WHAT TO DO:
Please quote every line of the items below exactly, but leave out the pictures.

☆ ☆ ☆

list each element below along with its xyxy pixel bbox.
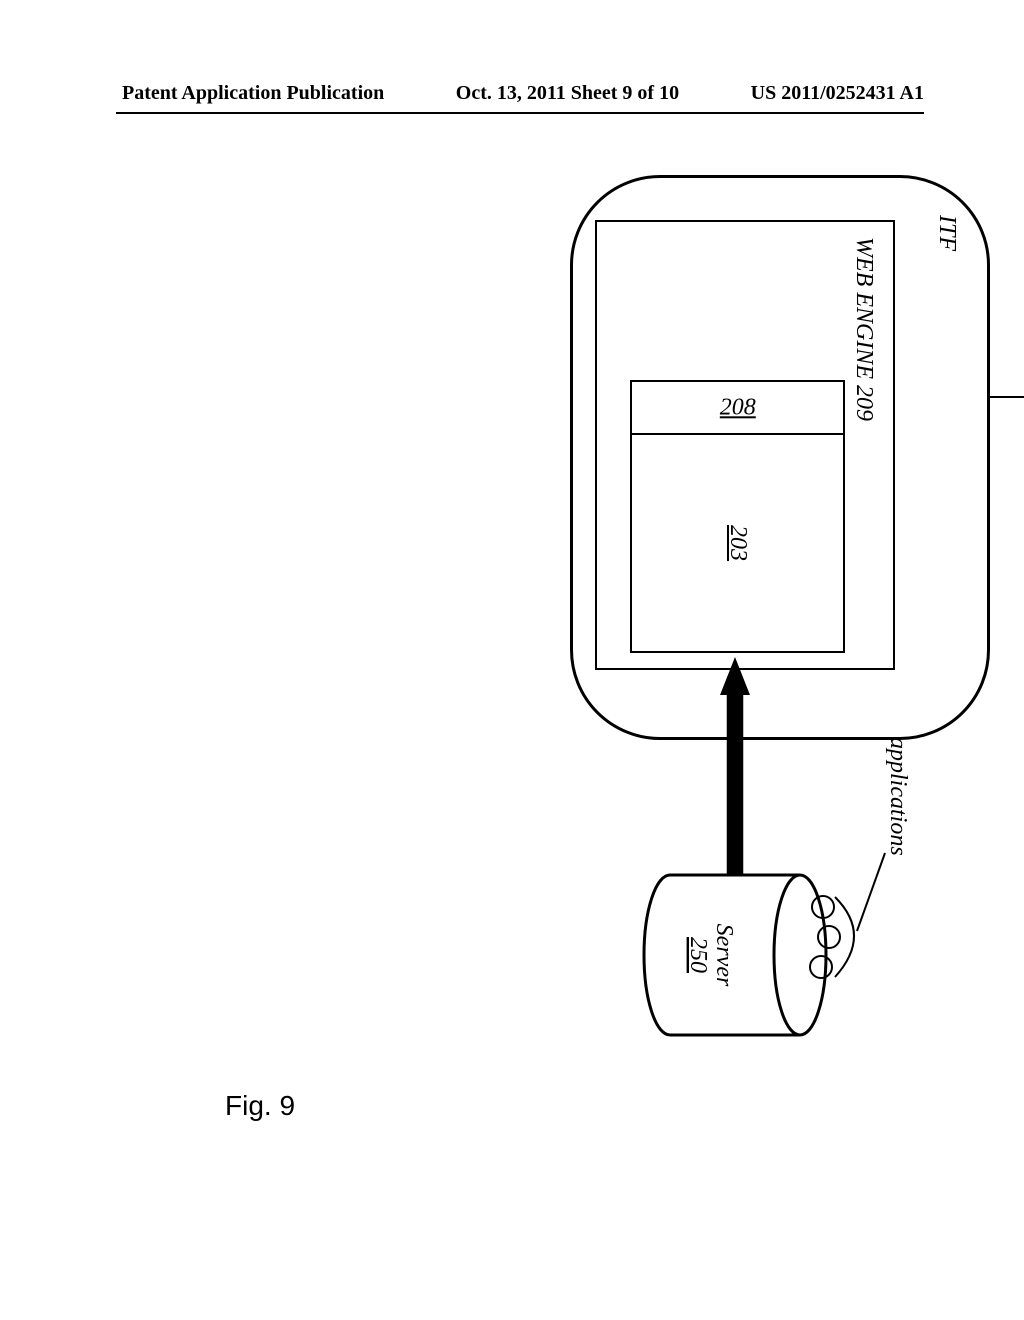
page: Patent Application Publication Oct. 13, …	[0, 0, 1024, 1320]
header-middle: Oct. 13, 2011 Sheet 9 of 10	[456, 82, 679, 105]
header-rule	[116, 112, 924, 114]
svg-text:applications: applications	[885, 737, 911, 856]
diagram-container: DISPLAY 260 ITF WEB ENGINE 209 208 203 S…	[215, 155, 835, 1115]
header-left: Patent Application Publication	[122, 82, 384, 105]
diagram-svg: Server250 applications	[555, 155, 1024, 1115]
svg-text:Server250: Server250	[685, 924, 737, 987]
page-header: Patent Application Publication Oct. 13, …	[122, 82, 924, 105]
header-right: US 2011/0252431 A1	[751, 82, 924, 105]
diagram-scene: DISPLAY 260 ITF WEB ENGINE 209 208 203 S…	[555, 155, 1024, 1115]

☆ ☆ ☆

RESULT OF THIS EXERCISE:
list each element below along with its xyxy pixel bbox.
page: Patent Application Publication Oct. 13, …	[0, 0, 1024, 1320]
header-middle: Oct. 13, 2011 Sheet 9 of 10	[456, 82, 679, 105]
header-rule	[116, 112, 924, 114]
svg-text:applications: applications	[885, 737, 911, 856]
diagram-container: DISPLAY 260 ITF WEB ENGINE 209 208 203 S…	[215, 155, 835, 1115]
header-left: Patent Application Publication	[122, 82, 384, 105]
diagram-svg: Server250 applications	[555, 155, 1024, 1115]
svg-text:Server250: Server250	[685, 924, 737, 987]
page-header: Patent Application Publication Oct. 13, …	[122, 82, 924, 105]
header-right: US 2011/0252431 A1	[751, 82, 924, 105]
diagram-scene: DISPLAY 260 ITF WEB ENGINE 209 208 203 S…	[555, 155, 1024, 1115]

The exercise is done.